==== MATERIAL SHOWN

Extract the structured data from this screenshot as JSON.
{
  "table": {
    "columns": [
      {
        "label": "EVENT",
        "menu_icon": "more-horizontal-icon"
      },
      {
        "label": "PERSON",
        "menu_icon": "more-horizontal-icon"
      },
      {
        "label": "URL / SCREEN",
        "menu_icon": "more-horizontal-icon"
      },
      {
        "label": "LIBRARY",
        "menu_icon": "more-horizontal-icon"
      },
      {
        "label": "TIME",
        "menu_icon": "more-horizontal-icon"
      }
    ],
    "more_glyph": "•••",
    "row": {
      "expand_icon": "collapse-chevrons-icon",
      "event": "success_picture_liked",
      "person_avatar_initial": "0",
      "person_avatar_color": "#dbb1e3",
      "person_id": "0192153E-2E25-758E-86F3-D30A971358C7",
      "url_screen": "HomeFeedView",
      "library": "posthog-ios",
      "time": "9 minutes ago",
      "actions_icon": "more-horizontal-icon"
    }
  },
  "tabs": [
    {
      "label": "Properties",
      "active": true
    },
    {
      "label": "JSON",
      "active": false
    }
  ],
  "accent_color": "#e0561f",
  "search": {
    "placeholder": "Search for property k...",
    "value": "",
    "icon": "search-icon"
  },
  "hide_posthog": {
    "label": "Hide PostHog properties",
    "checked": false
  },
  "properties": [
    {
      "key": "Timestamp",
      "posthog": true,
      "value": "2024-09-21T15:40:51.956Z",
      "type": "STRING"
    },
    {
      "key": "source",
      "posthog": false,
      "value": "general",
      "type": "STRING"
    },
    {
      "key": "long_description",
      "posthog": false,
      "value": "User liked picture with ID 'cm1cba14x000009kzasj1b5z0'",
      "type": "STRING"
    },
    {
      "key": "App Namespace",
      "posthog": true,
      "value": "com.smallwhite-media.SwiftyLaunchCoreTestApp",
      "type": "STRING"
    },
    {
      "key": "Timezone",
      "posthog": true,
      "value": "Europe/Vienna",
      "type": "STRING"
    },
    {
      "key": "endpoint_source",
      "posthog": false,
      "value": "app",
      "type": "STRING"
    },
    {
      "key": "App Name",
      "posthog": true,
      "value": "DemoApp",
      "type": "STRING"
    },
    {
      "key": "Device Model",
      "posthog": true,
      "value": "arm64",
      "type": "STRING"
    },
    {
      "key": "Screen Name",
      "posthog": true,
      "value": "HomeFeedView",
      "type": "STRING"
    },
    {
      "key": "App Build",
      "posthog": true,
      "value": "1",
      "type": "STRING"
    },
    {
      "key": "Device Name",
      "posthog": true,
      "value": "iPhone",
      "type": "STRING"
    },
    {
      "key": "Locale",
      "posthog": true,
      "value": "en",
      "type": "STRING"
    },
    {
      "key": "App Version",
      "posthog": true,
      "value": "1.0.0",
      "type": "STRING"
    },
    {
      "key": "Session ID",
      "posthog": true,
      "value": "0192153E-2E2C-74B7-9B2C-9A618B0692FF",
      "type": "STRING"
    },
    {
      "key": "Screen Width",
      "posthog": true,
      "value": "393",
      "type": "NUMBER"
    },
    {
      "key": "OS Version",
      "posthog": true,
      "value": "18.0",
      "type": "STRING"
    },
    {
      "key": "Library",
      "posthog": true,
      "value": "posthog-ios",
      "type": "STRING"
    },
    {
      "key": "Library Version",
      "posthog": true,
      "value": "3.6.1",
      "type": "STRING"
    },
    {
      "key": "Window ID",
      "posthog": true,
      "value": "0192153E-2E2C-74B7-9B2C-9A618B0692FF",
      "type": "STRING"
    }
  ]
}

========

TASK GOAL:
In the entries above, find each line with the word "Version" and copy it.

SOLUTION:
      "key": "App Version",
      "key": "OS Version",
      "key": "Library Version",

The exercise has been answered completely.